Exercise materials:
====
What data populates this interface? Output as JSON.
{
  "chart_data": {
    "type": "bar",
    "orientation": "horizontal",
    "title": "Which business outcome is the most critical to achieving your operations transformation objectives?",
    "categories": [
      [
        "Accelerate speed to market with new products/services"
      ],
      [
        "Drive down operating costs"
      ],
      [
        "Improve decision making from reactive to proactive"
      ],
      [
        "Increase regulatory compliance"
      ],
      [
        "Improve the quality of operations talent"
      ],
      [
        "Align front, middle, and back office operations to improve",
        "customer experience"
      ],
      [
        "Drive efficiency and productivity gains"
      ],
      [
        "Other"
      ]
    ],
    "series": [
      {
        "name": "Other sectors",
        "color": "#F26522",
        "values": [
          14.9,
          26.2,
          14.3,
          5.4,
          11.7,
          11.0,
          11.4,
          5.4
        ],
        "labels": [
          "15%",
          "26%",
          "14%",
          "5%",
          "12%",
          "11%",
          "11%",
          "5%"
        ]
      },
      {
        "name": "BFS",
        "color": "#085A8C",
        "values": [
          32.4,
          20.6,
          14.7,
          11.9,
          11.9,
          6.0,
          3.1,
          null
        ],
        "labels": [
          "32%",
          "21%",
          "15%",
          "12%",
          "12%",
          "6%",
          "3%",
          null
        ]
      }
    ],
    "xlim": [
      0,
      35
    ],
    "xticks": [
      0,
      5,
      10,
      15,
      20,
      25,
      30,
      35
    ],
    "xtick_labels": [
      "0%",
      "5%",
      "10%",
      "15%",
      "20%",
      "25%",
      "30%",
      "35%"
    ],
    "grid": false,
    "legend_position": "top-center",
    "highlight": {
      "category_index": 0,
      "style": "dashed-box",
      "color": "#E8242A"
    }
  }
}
====
Problem to work on: Using the listing above, please repeat every entry exactly.

Final answer:
What data populates this interface? Output as JSON.
{
  "chart_data": {
    "type": "bar",
    "orientation": "horizontal",
    "title": "Which business outcome is the most critical to achieving your operations transformation objectives?",
    "categories": [
      [
        "Accelerate speed to market with new products/services"
      ],
      [
        "Drive down operating costs"
      ],
      [
        "Improve decision making from reactive to proactive"
      ],
      [
        "Increase regulatory compliance"
      ],
      [
        "Improve the quality of operations talent"
      ],
      [
        "Align front, middle, and back office operations to improve",
        "customer experience"
      ],
      [
        "Drive efficiency and productivity gains"
      ],
      [
        "Other"
      ]
    ],
    "series": [
      {
        "name": "Other sectors",
        "color": "#F26522",
        "values": [
          14.9,
          26.2,
          14.3,
          5.4,
          11.7,
          11.0,
          11.4,
          5.4
        ],
        "labels": [
          "15%",
          "26%",
          "14%",
          "5%",
          "12%",
          "11%",
          "11%",
          "5%"
        ]
      },
      {
        "name": "BFS",
        "color": "#085A8C",
        "values": [
          32.4,
          20.6,
          14.7,
          11.9,
          11.9,
          6.0,
          3.1,
          null
        ],
        "labels": [
          "32%",
          "21%",
          "15%",
          "12%",
          "12%",
          "6%",
          "3%",
          null
        ]
      }
    ],
    "xlim": [
      0,
      35
    ],
    "xticks": [
      0,
      5,
      10,
      15,
      20,
      25,
      30,
      35
    ],
    "xtick_labels": [
      "0%",
      "5%",
      "10%",
      "15%",
      "20%",
      "25%",
      "30%",
      "35%"
    ],
    "grid": false,
    "legend_position": "top-center",
    "highlight": {
      "category_index": 0,
      "style": "dashed-box",
      "color": "#E8242A"
    }
  }
}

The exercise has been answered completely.